▶ _ENTRIES_:
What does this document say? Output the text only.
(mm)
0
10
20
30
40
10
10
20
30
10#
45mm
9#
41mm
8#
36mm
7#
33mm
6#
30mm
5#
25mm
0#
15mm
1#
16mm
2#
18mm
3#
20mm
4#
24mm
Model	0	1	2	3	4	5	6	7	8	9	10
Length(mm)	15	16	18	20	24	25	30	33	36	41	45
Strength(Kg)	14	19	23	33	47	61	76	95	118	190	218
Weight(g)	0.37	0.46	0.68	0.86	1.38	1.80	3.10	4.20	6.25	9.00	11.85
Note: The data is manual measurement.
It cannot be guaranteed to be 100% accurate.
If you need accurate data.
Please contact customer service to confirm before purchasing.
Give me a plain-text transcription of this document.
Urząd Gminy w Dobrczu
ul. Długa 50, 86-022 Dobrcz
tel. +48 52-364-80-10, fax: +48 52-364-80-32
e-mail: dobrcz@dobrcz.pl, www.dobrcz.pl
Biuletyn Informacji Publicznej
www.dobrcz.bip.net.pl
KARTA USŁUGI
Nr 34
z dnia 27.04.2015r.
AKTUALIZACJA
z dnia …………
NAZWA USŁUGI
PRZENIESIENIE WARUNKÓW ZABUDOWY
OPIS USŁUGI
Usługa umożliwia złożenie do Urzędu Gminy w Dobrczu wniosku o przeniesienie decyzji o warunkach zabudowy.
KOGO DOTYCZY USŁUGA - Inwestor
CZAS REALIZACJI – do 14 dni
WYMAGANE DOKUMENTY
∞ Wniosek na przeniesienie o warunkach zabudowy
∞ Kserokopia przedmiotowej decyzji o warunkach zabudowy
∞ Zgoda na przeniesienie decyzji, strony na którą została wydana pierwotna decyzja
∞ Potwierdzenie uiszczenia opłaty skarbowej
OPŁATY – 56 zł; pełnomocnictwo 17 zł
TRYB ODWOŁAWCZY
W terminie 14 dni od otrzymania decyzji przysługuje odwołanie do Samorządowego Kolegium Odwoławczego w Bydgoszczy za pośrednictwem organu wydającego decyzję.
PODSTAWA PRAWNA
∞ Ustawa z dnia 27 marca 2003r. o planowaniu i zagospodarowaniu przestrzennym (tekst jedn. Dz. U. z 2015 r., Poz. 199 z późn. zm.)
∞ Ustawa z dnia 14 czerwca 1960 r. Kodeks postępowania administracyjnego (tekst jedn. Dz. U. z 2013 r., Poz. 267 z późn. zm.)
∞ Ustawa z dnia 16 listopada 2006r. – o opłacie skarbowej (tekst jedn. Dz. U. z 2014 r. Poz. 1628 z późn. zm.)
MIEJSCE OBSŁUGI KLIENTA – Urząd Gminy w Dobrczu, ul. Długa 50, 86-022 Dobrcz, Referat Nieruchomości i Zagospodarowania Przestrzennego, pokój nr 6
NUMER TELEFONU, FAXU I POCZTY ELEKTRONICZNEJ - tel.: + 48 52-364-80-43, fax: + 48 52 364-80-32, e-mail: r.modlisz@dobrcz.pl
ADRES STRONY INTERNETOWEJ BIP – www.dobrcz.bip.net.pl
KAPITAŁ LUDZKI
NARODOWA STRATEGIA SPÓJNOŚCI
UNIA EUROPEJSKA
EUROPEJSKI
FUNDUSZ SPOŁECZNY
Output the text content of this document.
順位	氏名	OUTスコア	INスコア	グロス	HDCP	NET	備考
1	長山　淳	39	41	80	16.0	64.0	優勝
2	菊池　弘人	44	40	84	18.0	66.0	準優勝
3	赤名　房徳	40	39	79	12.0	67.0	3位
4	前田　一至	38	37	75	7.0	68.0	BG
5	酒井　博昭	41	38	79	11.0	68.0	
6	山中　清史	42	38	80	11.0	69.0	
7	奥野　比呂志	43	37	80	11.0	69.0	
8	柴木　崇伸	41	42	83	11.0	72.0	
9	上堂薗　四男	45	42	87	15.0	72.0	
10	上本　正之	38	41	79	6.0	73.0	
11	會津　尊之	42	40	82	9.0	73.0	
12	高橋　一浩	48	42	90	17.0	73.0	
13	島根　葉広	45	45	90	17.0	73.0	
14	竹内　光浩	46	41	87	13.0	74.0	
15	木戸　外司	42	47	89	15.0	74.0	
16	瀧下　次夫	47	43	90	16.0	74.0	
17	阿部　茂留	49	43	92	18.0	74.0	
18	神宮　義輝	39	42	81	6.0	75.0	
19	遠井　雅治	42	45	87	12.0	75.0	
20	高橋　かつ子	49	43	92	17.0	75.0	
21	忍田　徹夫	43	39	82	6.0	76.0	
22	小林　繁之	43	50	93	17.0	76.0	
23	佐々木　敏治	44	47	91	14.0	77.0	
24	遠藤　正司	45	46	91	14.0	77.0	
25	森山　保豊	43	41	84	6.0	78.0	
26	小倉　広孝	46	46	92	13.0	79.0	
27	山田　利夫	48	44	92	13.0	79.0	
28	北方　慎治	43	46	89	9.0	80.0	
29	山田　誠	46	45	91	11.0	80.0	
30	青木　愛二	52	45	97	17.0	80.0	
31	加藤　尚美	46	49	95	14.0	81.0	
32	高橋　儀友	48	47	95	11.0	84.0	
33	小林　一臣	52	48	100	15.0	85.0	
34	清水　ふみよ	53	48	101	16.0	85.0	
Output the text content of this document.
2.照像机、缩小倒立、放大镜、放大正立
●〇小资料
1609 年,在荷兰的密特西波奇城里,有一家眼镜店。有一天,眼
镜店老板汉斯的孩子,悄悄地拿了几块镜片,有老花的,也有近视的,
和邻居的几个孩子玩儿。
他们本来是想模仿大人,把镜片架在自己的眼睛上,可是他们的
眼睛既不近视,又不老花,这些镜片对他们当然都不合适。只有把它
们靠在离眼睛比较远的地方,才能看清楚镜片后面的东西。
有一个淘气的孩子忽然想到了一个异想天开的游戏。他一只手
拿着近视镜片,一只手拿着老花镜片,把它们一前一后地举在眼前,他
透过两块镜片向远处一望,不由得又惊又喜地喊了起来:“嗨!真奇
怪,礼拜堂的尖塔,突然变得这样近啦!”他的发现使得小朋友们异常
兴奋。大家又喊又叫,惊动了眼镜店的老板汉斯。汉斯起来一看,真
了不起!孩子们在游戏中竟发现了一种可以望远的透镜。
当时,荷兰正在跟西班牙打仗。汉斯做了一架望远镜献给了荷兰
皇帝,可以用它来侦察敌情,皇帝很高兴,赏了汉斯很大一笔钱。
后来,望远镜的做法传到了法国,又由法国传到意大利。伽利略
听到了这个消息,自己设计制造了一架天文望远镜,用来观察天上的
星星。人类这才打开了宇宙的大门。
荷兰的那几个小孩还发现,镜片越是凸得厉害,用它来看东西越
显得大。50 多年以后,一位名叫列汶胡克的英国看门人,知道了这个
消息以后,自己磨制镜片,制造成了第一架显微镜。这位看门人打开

▶ _TASK TO COMPLETE_: Identify every line above with the string "Gminy" in it. Copy those lines.

▶ _FINISHED TASK_:
Urząd Gminy w Dobrczu
Usługa umożliwia złożenie do Urzędu Gminy w Dobrczu wniosku o przeniesienie decyzji o warunkach zabudowy.
MIEJSCE OBSŁUGI KLIENTA – Urząd Gminy w Dobrczu, ul. Długa 50, 86-022 Dobrcz, Referat Nieruchomości i Zagospodarowania Przestrzennego, pokój nr 6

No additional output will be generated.